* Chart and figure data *
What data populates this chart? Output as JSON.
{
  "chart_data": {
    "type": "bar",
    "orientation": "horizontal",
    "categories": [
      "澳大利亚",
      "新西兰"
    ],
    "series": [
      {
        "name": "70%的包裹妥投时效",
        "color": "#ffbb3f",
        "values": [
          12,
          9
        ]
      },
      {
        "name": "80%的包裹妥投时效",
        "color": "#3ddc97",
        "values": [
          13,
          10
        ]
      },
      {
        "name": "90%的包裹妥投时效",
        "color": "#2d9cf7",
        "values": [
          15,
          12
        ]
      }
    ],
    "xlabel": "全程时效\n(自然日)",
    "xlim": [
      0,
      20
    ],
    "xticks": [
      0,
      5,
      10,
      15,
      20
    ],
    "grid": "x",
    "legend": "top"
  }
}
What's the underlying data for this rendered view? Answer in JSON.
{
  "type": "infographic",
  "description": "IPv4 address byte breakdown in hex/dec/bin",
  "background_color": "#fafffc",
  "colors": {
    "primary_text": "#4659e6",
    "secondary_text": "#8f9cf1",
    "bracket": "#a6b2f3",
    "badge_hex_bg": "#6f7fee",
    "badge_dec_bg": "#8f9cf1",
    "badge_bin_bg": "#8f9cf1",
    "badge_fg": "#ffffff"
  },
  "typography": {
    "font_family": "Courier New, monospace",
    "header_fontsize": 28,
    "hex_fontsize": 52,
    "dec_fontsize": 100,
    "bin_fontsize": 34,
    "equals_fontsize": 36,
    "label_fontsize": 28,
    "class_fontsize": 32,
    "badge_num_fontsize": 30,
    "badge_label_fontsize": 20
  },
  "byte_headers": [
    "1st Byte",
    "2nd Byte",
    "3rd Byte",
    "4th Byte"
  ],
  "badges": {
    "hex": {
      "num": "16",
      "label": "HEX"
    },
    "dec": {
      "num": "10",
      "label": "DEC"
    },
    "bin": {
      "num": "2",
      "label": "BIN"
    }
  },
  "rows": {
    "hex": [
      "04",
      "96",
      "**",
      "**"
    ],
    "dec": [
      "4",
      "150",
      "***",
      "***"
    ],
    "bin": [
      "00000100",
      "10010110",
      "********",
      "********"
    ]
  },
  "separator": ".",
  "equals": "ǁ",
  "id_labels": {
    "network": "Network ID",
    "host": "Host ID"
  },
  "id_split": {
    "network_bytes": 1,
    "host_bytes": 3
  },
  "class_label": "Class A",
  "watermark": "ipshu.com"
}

* Exercise *
Each line above is to be repeated exactly.

* Response *
What data populates this chart? Output as JSON.
{
  "chart_data": {
    "type": "bar",
    "orientation": "horizontal",
    "categories": [
      "澳大利亚",
      "新西兰"
    ],
    "series": [
      {
        "name": "70%的包裹妥投时效",
        "color": "#ffbb3f",
        "values": [
          12,
          9
        ]
      },
      {
        "name": "80%的包裹妥投时效",
        "color": "#3ddc97",
        "values": [
          13,
          10
        ]
      },
      {
        "name": "90%的包裹妥投时效",
        "color": "#2d9cf7",
        "values": [
          15,
          12
        ]
      }
    ],
    "xlabel": "全程时效\n(自然日)",
    "xlim": [
      0,
      20
    ],
    "xticks": [
      0,
      5,
      10,
      15,
      20
    ],
    "grid": "x",
    "legend": "top"
  }
}
What's the underlying data for this rendered view? Answer in JSON.
{
  "type": "infographic",
  "description": "IPv4 address byte breakdown in hex/dec/bin",
  "background_color": "#fafffc",
  "colors": {
    "primary_text": "#4659e6",
    "secondary_text": "#8f9cf1",
    "bracket": "#a6b2f3",
    "badge_hex_bg": "#6f7fee",
    "badge_dec_bg": "#8f9cf1",
    "badge_bin_bg": "#8f9cf1",
    "badge_fg": "#ffffff"
  },
  "typography": {
    "font_family": "Courier New, monospace",
    "header_fontsize": 28,
    "hex_fontsize": 52,
    "dec_fontsize": 100,
    "bin_fontsize": 34,
    "equals_fontsize": 36,
    "label_fontsize": 28,
    "class_fontsize": 32,
    "badge_num_fontsize": 30,
    "badge_label_fontsize": 20
  },
  "byte_headers": [
    "1st Byte",
    "2nd Byte",
    "3rd Byte",
    "4th Byte"
  ],
  "badges": {
    "hex": {
      "num": "16",
      "label": "HEX"
    },
    "dec": {
      "num": "10",
      "label": "DEC"
    },
    "bin": {
      "num": "2",
      "label": "BIN"
    }
  },
  "rows": {
    "hex": [
      "04",
      "96",
      "**",
      "**"
    ],
    "dec": [
      "4",
      "150",
      "***",
      "***"
    ],
    "bin": [
      "00000100",
      "10010110",
      "********",
      "********"
    ]
  },
  "separator": ".",
  "equals": "ǁ",
  "id_labels": {
    "network": "Network ID",
    "host": "Host ID"
  },
  "id_split": {
    "network_bytes": 1,
    "host_bytes": 3
  },
  "class_label": "Class A",
  "watermark": "ipshu.com"
}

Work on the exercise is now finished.